Goal -
Write out the entire listing below exactly as it appears, minus any pictures.

# # # #

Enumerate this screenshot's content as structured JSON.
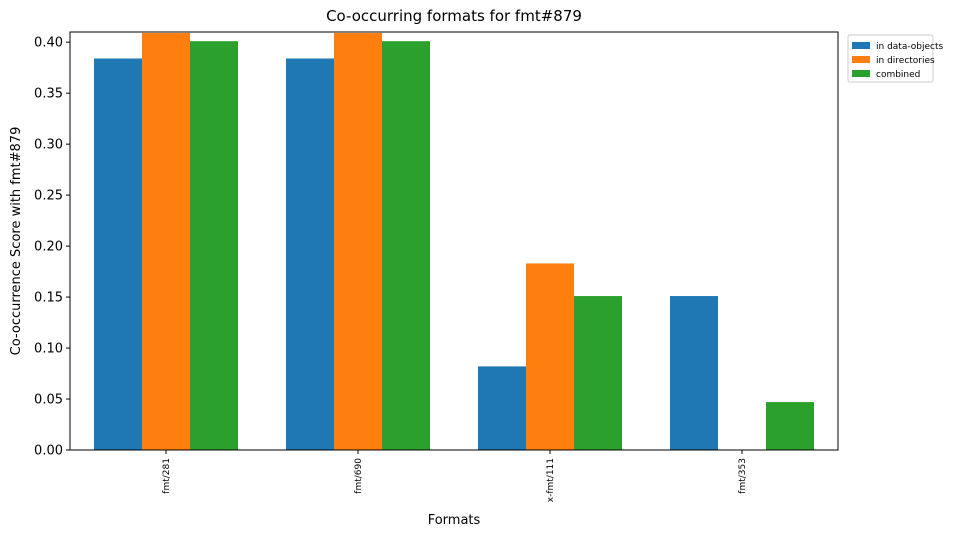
{
  "chart_data": {
    "type": "bar",
    "title": "Co-occurring formats for fmt#879",
    "xlabel": "Formats",
    "ylabel": "Co-occurrence Score with fmt#879",
    "categories": [
      "fmt/281",
      "fmt/690",
      "x-fmt/111",
      "fmt/353"
    ],
    "series": [
      {
        "name": "in data-objects",
        "color": "#1f77b4",
        "values": [
          0.384,
          0.384,
          0.082,
          0.151
        ]
      },
      {
        "name": "in directories",
        "color": "#ff7f0e",
        "values": [
          0.409,
          0.409,
          0.183,
          0.0
        ]
      },
      {
        "name": "combined",
        "color": "#2ca02c",
        "values": [
          0.401,
          0.401,
          0.151,
          0.047
        ]
      }
    ],
    "ylim": [
      0,
      0.41
    ],
    "yticks": [
      0.0,
      0.05,
      0.1,
      0.15,
      0.2,
      0.25,
      0.3,
      0.35,
      0.4
    ],
    "ytick_labels": [
      "0.00",
      "0.05",
      "0.10",
      "0.15",
      "0.20",
      "0.25",
      "0.30",
      "0.35",
      "0.40"
    ],
    "grid": false,
    "legend_position": "outside top-right"
  }
}
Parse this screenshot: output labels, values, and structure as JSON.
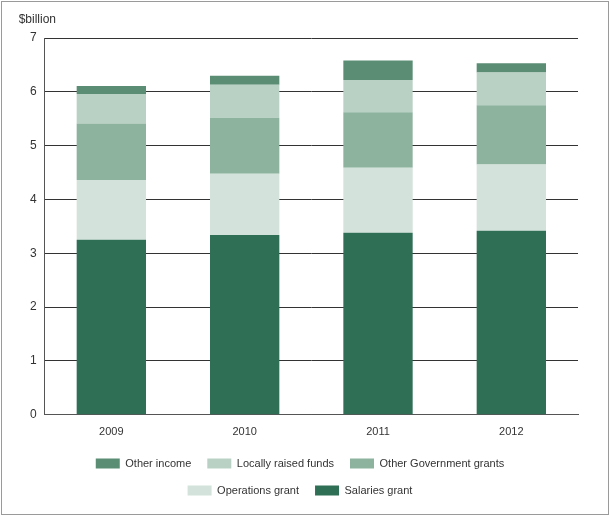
{
  "chart_data": {
    "type": "bar",
    "stacked": true,
    "y_label": "$billion",
    "categories": [
      "2009",
      "2010",
      "2011",
      "2012"
    ],
    "series": [
      {
        "name": "Salaries grant",
        "color": "#2f6f56",
        "values": [
          3.25,
          3.34,
          3.38,
          3.42
        ]
      },
      {
        "name": "Operations grant",
        "color": "#d3e2da",
        "values": [
          1.11,
          1.14,
          1.21,
          1.23
        ]
      },
      {
        "name": "Other Government grants",
        "color": "#8db39e",
        "values": [
          1.05,
          1.04,
          1.03,
          1.1
        ]
      },
      {
        "name": "Locally raised funds",
        "color": "#b9d1c4",
        "values": [
          0.55,
          0.61,
          0.6,
          0.61
        ]
      },
      {
        "name": "Other income",
        "color": "#5b8d74",
        "values": [
          0.15,
          0.17,
          0.36,
          0.17
        ]
      }
    ],
    "ylim": [
      0,
      7
    ],
    "yticks": [
      0,
      1,
      2,
      3,
      4,
      5,
      6,
      7
    ],
    "grid": true,
    "legend": "bottom"
  }
}
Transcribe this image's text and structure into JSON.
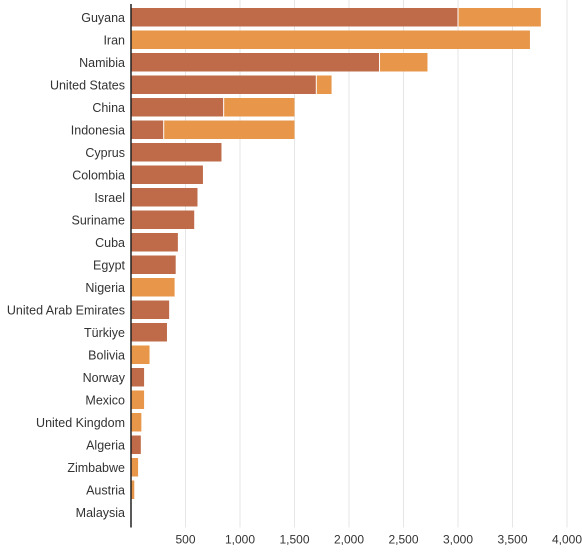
{
  "colors": {
    "series1": "#bf6b4a",
    "series2": "#e8964a",
    "grid": "#e6e6e6",
    "axis": "#222222"
  },
  "chart_data": {
    "type": "bar",
    "orientation": "horizontal",
    "stacked": true,
    "categories": [
      "Guyana",
      "Iran",
      "Namibia",
      "United States",
      "China",
      "Indonesia",
      "Cyprus",
      "Colombia",
      "Israel",
      "Suriname",
      "Cuba",
      "Egypt",
      "Nigeria",
      "United Arab Emirates",
      "Türkiye",
      "Bolivia",
      "Norway",
      "Mexico",
      "United Kingdom",
      "Algeria",
      "Zimbabwe",
      "Austria",
      "Malaysia"
    ],
    "series": [
      {
        "values": [
          3000,
          0,
          2280,
          1700,
          850,
          300,
          830,
          660,
          610,
          580,
          430,
          410,
          0,
          350,
          330,
          0,
          120,
          0,
          0,
          90,
          0,
          0,
          0
        ]
      },
      {
        "values": [
          760,
          3660,
          440,
          140,
          650,
          1200,
          0,
          0,
          0,
          0,
          0,
          0,
          400,
          0,
          0,
          170,
          0,
          120,
          95,
          0,
          65,
          30,
          0
        ]
      }
    ],
    "xlim": [
      0,
      4000
    ],
    "xticks": [
      "500",
      "1,000",
      "1,500",
      "2,000",
      "2,500",
      "3,000",
      "3,500",
      "4,000"
    ],
    "xtick_values": [
      500,
      1000,
      1500,
      2000,
      2500,
      3000,
      3500,
      4000
    ],
    "grid": true,
    "title": "",
    "xlabel": "",
    "ylabel": ""
  }
}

# # # #

The response -
Enumerate this screenshot's content as structured JSON.
{
  "chart_data": {
    "type": "bar",
    "title": "Co-occurring formats for fmt#879",
    "xlabel": "Formats",
    "ylabel": "Co-occurrence Score with fmt#879",
    "categories": [
      "fmt/281",
      "fmt/690",
      "x-fmt/111",
      "fmt/353"
    ],
    "series": [
      {
        "name": "in data-objects",
        "color": "#1f77b4",
        "values": [
          0.384,
          0.384,
          0.082,
          0.151
        ]
      },
      {
        "name": "in directories",
        "color": "#ff7f0e",
        "values": [
          0.409,
          0.409,
          0.183,
          0.0
        ]
      },
      {
        "name": "combined",
        "color": "#2ca02c",
        "values": [
          0.401,
          0.401,
          0.151,
          0.047
        ]
      }
    ],
    "ylim": [
      0,
      0.41
    ],
    "yticks": [
      0.0,
      0.05,
      0.1,
      0.15,
      0.2,
      0.25,
      0.3,
      0.35,
      0.4
    ],
    "ytick_labels": [
      "0.00",
      "0.05",
      "0.10",
      "0.15",
      "0.20",
      "0.25",
      "0.30",
      "0.35",
      "0.40"
    ],
    "grid": false,
    "legend_position": "outside top-right"
  }
}
Parse this screenshot: output labels, values, and structure as JSON.
{
  "chart_data": {
    "type": "bar",
    "stacked": true,
    "y_label": "$billion",
    "categories": [
      "2009",
      "2010",
      "2011",
      "2012"
    ],
    "series": [
      {
        "name": "Salaries grant",
        "color": "#2f6f56",
        "values": [
          3.25,
          3.34,
          3.38,
          3.42
        ]
      },
      {
        "name": "Operations grant",
        "color": "#d3e2da",
        "values": [
          1.11,
          1.14,
          1.21,
          1.23
        ]
      },
      {
        "name": "Other Government grants",
        "color": "#8db39e",
        "values": [
          1.05,
          1.04,
          1.03,
          1.1
        ]
      },
      {
        "name": "Locally raised funds",
        "color": "#b9d1c4",
        "values": [
          0.55,
          0.61,
          0.6,
          0.61
        ]
      },
      {
        "name": "Other income",
        "color": "#5b8d74",
        "values": [
          0.15,
          0.17,
          0.36,
          0.17
        ]
      }
    ],
    "ylim": [
      0,
      7
    ],
    "yticks": [
      0,
      1,
      2,
      3,
      4,
      5,
      6,
      7
    ],
    "grid": true,
    "legend": "bottom"
  }
}
Transcribe this image's text and structure into JSON.
{
  "colors": {
    "series1": "#bf6b4a",
    "series2": "#e8964a",
    "grid": "#e6e6e6",
    "axis": "#222222"
  },
  "chart_data": {
    "type": "bar",
    "orientation": "horizontal",
    "stacked": true,
    "categories": [
      "Guyana",
      "Iran",
      "Namibia",
      "United States",
      "China",
      "Indonesia",
      "Cyprus",
      "Colombia",
      "Israel",
      "Suriname",
      "Cuba",
      "Egypt",
      "Nigeria",
      "United Arab Emirates",
      "Türkiye",
      "Bolivia",
      "Norway",
      "Mexico",
      "United Kingdom",
      "Algeria",
      "Zimbabwe",
      "Austria",
      "Malaysia"
    ],
    "series": [
      {
        "values": [
          3000,
          0,
          2280,
          1700,
          850,
          300,
          830,
          660,
          610,
          580,
          430,
          410,
          0,
          350,
          330,
          0,
          120,
          0,
          0,
          90,
          0,
          0,
          0
        ]
      },
      {
        "values": [
          760,
          3660,
          440,
          140,
          650,
          1200,
          0,
          0,
          0,
          0,
          0,
          0,
          400,
          0,
          0,
          170,
          0,
          120,
          95,
          0,
          65,
          30,
          0
        ]
      }
    ],
    "xlim": [
      0,
      4000
    ],
    "xticks": [
      "500",
      "1,000",
      "1,500",
      "2,000",
      "2,500",
      "3,000",
      "3,500",
      "4,000"
    ],
    "xtick_values": [
      500,
      1000,
      1500,
      2000,
      2500,
      3000,
      3500,
      4000
    ],
    "grid": true,
    "title": "",
    "xlabel": "",
    "ylabel": ""
  }
}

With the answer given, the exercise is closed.